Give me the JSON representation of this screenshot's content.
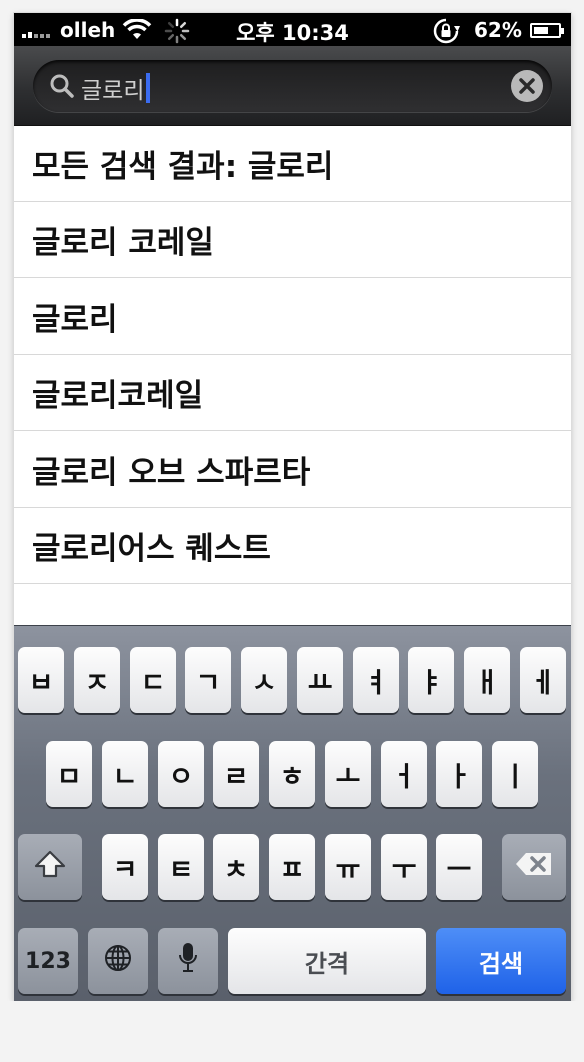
{
  "status_bar": {
    "carrier": "olleh",
    "time": "오후 10:34",
    "battery_percent_text": "62%",
    "battery_level": 0.62
  },
  "search": {
    "value": "글로리",
    "icon": "magnifier-icon",
    "clear_icon": "clear-x-icon"
  },
  "suggestions": [
    "모든 검색 결과: 글로리",
    "글로리 코레일",
    "글로리",
    "글로리코레일",
    "글로리 오브 스파르타",
    "글로리어스 퀘스트"
  ],
  "keyboard": {
    "row1": [
      "ㅂ",
      "ㅈ",
      "ㄷ",
      "ㄱ",
      "ㅅ",
      "ㅛ",
      "ㅕ",
      "ㅑ",
      "ㅐ",
      "ㅔ"
    ],
    "row2": [
      "ㅁ",
      "ㄴ",
      "ㅇ",
      "ㄹ",
      "ㅎ",
      "ㅗ",
      "ㅓ",
      "ㅏ",
      "ㅣ"
    ],
    "row3": [
      "ㅋ",
      "ㅌ",
      "ㅊ",
      "ㅍ",
      "ㅠ",
      "ㅜ",
      "ㅡ"
    ],
    "numbers_label": "123",
    "space_label": "간격",
    "search_label": "검색",
    "shift_icon": "shift-arrow-icon",
    "delete_icon": "backspace-icon",
    "globe_icon": "globe-icon",
    "mic_icon": "microphone-icon"
  },
  "colors": {
    "accent_blue": "#1f62e8",
    "caret": "#3b6cf0"
  }
}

☆ ☆ ☆ ☆ ☆ ☆ ☆

> [WHAT IS ASKED]: Retype each line of the listing above word for word. Exclude the pictures.

> [WORKED ANSWER]:
Give me the JSON representation of this screenshot's content.
{
  "status_bar": {
    "carrier": "olleh",
    "time": "오후 10:34",
    "battery_percent_text": "62%",
    "battery_level": 0.62
  },
  "search": {
    "value": "글로리",
    "icon": "magnifier-icon",
    "clear_icon": "clear-x-icon"
  },
  "suggestions": [
    "모든 검색 결과: 글로리",
    "글로리 코레일",
    "글로리",
    "글로리코레일",
    "글로리 오브 스파르타",
    "글로리어스 퀘스트"
  ],
  "keyboard": {
    "row1": [
      "ㅂ",
      "ㅈ",
      "ㄷ",
      "ㄱ",
      "ㅅ",
      "ㅛ",
      "ㅕ",
      "ㅑ",
      "ㅐ",
      "ㅔ"
    ],
    "row2": [
      "ㅁ",
      "ㄴ",
      "ㅇ",
      "ㄹ",
      "ㅎ",
      "ㅗ",
      "ㅓ",
      "ㅏ",
      "ㅣ"
    ],
    "row3": [
      "ㅋ",
      "ㅌ",
      "ㅊ",
      "ㅍ",
      "ㅠ",
      "ㅜ",
      "ㅡ"
    ],
    "numbers_label": "123",
    "space_label": "간격",
    "search_label": "검색",
    "shift_icon": "shift-arrow-icon",
    "delete_icon": "backspace-icon",
    "globe_icon": "globe-icon",
    "mic_icon": "microphone-icon"
  },
  "colors": {
    "accent_blue": "#1f62e8",
    "caret": "#3b6cf0"
  }
}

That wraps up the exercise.